── DATA EXTRACT

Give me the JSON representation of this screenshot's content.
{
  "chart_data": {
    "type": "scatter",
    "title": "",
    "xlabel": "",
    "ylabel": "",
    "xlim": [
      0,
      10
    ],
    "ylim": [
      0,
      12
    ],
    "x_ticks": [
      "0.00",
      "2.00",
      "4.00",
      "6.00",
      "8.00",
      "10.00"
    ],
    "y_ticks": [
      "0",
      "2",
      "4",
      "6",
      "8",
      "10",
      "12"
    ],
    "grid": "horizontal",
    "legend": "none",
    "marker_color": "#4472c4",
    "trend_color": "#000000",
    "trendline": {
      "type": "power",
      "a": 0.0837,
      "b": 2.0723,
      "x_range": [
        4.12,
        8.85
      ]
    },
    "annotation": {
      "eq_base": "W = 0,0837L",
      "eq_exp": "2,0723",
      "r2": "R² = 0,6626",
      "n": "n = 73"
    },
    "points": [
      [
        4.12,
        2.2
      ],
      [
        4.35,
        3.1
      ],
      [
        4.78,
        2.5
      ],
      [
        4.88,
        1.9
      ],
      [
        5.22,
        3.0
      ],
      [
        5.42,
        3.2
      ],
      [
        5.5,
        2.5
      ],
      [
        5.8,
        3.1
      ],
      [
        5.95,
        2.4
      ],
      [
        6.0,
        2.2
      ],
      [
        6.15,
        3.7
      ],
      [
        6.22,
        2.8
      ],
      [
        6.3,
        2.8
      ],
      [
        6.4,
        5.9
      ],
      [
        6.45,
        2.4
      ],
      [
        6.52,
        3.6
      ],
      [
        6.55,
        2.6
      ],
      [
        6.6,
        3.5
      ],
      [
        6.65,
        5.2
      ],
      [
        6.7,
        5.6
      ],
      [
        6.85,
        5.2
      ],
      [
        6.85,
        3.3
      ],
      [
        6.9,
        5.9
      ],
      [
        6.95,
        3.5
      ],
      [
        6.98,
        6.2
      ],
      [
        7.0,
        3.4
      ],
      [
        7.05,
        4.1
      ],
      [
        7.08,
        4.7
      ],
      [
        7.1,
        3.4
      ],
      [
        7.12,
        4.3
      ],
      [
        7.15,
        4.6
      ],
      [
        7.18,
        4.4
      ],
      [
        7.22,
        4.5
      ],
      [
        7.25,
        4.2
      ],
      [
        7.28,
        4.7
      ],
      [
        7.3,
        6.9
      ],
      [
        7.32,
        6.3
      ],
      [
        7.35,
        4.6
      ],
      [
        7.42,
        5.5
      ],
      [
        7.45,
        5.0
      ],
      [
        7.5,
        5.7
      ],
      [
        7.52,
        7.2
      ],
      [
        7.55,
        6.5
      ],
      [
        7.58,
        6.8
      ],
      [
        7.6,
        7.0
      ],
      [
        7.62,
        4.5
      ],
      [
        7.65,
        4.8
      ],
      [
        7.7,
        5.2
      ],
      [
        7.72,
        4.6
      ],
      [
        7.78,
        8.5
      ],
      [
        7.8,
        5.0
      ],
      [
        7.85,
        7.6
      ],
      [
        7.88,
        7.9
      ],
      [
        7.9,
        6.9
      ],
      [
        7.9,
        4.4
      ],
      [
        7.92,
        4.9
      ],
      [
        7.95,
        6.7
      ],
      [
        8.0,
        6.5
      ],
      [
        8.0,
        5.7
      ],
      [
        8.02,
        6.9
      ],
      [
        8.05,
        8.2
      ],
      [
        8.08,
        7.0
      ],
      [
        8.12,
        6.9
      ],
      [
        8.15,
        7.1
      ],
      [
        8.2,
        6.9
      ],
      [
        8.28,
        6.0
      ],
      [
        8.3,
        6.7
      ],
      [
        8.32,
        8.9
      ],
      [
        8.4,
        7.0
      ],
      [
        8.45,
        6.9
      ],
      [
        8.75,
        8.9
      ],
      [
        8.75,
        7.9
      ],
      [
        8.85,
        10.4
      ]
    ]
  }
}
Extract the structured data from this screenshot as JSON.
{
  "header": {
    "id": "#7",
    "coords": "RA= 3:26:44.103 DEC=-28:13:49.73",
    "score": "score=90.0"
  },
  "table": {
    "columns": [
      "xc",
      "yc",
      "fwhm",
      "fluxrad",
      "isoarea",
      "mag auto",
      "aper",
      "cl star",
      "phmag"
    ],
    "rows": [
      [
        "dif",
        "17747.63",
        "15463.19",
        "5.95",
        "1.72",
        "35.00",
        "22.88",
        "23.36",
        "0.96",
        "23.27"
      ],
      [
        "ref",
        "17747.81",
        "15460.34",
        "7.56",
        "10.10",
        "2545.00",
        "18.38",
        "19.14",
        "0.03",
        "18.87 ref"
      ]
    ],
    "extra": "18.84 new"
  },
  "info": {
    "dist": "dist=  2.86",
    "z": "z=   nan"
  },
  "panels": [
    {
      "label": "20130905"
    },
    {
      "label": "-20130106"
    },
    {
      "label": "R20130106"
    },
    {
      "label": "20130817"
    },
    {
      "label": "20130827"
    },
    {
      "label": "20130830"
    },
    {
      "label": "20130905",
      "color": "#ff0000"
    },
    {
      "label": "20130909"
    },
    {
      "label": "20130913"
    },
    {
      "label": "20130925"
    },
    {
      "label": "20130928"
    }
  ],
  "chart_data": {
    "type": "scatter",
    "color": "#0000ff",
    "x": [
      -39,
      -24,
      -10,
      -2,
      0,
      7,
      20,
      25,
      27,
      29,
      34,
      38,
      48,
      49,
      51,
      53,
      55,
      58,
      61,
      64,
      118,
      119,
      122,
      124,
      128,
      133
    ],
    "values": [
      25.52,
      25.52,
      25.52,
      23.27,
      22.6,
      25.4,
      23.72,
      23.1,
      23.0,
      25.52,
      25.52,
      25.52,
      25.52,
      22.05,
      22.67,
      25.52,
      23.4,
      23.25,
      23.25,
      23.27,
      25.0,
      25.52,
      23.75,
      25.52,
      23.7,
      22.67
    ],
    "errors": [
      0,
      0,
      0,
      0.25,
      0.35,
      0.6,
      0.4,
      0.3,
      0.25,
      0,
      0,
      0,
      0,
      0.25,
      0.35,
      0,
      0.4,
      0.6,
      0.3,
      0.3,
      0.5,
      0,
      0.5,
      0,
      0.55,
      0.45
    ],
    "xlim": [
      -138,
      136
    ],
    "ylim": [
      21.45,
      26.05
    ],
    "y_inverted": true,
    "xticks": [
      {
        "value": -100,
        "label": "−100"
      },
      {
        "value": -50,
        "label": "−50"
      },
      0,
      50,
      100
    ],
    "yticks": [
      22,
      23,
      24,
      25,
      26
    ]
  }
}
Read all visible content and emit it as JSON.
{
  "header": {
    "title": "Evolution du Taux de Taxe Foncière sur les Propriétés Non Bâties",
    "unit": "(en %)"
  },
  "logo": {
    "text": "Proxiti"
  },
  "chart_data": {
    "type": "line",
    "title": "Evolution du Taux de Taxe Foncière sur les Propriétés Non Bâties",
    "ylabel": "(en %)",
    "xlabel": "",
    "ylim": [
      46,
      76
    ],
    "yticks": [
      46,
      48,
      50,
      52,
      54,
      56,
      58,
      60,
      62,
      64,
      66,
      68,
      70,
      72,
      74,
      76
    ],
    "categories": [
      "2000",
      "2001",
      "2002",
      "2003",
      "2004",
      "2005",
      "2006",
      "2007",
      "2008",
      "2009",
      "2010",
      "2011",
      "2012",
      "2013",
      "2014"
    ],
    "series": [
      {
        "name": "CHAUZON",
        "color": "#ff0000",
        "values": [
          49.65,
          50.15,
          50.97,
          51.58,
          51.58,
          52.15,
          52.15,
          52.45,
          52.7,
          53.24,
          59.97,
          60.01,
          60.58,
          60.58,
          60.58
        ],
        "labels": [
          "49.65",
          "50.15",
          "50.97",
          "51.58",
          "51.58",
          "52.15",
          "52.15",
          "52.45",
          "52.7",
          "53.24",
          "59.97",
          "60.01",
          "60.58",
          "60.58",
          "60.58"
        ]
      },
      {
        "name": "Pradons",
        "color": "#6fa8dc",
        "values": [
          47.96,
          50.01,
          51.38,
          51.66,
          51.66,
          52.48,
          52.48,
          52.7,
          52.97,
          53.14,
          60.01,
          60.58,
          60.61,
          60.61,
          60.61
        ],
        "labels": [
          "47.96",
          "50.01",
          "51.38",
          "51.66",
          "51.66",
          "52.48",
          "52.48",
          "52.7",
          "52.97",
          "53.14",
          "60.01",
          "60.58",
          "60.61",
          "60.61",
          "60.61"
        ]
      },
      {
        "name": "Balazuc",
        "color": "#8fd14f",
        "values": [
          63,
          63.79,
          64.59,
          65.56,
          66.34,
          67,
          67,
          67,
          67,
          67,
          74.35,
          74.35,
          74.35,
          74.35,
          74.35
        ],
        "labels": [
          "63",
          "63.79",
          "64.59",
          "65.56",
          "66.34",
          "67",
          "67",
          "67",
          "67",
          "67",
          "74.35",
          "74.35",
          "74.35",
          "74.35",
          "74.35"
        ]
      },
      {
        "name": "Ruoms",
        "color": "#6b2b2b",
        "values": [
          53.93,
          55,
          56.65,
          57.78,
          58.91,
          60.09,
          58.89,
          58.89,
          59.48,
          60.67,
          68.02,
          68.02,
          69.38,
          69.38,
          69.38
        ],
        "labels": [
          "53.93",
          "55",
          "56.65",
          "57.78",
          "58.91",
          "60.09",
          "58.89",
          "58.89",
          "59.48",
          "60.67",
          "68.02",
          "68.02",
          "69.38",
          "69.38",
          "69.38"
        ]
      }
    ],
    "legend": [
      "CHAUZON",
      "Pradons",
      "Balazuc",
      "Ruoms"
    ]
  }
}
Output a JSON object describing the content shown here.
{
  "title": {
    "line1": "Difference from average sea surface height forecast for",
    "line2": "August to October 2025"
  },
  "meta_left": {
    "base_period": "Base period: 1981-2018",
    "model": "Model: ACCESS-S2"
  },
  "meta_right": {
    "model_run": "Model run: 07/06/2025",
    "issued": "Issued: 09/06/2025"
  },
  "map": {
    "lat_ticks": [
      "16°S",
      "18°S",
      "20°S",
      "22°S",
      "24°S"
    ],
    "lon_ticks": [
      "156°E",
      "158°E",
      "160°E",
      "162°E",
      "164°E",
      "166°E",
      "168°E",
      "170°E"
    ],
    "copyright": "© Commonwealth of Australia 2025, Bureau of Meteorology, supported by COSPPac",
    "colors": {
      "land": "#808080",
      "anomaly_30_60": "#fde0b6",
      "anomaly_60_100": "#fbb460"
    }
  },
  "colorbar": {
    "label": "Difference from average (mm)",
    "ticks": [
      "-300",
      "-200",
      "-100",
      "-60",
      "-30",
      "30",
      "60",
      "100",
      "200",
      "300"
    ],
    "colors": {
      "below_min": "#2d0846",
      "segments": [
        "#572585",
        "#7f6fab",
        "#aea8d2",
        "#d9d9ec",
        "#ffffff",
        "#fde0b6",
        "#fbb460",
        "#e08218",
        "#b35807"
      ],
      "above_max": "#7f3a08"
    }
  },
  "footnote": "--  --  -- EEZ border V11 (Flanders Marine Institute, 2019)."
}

────

Gather each line from the listing above that holds "type".

• RESPONSE:
    "type": "scatter",
      "type": "power",
    "type": "scatter",
    "type": "line",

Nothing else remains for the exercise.